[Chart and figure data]
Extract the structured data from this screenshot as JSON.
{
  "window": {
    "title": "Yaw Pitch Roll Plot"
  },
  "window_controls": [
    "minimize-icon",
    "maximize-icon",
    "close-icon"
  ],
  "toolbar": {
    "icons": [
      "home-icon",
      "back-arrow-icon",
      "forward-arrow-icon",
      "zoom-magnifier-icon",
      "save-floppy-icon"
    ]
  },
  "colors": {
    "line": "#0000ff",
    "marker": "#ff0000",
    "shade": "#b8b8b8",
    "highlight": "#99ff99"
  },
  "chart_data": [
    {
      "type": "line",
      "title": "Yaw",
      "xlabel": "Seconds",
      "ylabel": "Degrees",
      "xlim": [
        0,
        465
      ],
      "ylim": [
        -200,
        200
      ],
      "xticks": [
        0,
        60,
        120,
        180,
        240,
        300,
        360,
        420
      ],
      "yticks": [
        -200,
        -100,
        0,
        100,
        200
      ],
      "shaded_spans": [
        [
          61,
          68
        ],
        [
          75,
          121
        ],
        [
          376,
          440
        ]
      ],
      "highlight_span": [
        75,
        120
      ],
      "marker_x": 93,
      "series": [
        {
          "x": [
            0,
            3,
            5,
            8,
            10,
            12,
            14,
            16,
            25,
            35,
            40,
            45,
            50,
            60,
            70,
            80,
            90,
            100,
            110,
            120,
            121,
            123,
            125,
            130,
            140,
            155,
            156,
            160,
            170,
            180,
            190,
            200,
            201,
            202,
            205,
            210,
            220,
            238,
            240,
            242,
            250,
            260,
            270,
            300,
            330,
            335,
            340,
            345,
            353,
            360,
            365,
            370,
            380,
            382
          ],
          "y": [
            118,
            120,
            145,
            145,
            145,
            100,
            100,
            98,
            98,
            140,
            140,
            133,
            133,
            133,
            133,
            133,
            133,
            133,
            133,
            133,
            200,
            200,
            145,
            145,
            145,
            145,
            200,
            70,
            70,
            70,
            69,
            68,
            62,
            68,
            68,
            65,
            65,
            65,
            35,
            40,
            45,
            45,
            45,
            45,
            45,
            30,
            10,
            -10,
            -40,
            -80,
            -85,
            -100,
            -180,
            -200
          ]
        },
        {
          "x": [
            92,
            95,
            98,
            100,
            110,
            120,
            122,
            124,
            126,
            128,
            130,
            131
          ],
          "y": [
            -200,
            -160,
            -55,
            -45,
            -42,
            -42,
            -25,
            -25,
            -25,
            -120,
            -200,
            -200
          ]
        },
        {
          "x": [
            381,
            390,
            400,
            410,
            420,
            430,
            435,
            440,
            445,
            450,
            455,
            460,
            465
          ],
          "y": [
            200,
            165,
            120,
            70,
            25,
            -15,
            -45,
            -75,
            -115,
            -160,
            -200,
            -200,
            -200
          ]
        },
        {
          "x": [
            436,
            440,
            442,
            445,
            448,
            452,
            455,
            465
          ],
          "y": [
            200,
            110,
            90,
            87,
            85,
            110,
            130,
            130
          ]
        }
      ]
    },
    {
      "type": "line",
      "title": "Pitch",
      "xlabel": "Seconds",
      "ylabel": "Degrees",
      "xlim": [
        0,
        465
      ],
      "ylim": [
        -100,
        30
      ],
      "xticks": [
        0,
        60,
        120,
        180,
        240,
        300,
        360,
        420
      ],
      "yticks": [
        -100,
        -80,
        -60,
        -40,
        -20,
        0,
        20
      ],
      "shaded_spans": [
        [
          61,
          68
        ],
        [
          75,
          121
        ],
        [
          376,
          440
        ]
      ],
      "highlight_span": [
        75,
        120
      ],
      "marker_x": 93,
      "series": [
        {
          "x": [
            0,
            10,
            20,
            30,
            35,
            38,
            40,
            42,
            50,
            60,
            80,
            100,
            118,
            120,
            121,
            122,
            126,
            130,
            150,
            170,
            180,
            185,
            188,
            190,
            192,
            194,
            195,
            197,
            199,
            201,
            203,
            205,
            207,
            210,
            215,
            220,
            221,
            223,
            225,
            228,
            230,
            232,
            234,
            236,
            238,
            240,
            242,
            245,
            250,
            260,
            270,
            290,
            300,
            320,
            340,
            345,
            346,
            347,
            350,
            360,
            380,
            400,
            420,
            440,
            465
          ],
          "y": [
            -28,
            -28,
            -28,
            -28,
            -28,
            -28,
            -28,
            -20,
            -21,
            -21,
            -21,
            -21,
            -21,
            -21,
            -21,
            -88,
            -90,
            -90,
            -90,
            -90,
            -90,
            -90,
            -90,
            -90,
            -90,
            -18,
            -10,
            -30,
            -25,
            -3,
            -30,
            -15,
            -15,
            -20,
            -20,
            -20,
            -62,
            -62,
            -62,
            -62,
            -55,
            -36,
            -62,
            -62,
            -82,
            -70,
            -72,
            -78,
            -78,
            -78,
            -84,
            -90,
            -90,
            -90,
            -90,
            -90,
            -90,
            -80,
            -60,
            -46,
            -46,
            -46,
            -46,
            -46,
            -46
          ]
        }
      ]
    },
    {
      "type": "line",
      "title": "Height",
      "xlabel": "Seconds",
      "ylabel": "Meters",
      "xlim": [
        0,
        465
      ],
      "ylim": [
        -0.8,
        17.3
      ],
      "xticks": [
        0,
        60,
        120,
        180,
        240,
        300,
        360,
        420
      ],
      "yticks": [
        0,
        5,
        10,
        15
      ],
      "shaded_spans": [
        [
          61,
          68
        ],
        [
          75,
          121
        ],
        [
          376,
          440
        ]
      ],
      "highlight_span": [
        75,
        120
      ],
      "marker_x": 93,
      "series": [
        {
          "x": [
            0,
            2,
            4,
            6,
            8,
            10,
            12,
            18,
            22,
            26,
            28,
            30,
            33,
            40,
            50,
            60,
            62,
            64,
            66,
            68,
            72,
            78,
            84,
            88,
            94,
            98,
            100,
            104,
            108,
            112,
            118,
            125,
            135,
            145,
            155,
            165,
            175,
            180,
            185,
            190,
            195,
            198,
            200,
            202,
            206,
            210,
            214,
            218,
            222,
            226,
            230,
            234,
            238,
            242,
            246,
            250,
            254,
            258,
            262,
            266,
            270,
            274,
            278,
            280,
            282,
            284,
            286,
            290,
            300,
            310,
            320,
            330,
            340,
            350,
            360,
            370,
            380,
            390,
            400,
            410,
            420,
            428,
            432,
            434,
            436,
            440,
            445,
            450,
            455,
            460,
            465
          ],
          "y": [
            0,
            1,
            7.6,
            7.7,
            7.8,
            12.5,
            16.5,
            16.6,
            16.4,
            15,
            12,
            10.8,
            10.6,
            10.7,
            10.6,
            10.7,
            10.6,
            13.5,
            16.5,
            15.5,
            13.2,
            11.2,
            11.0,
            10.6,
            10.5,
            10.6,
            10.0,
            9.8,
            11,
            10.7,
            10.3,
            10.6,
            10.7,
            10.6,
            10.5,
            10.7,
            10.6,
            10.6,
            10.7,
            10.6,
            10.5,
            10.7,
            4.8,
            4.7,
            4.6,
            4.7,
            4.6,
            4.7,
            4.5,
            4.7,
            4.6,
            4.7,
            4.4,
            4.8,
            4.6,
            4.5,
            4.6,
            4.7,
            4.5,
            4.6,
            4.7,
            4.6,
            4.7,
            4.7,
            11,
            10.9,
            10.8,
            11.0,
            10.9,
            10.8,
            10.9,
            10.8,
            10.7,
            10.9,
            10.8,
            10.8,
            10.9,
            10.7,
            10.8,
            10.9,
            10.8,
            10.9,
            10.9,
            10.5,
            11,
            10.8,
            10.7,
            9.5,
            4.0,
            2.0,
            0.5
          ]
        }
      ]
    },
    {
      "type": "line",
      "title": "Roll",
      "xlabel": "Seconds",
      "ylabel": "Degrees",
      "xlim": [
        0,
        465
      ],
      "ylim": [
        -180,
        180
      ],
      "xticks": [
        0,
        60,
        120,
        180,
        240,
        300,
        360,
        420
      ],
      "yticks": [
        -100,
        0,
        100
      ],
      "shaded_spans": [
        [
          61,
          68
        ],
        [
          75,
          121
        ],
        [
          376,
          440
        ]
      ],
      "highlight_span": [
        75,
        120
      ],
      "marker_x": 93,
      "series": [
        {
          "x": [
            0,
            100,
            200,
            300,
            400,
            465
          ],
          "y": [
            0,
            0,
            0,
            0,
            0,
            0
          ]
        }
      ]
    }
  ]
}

Objective:
Among the entries above, how many lines hold the word "Pitch"? Reply with only that number.

Exercise output:
2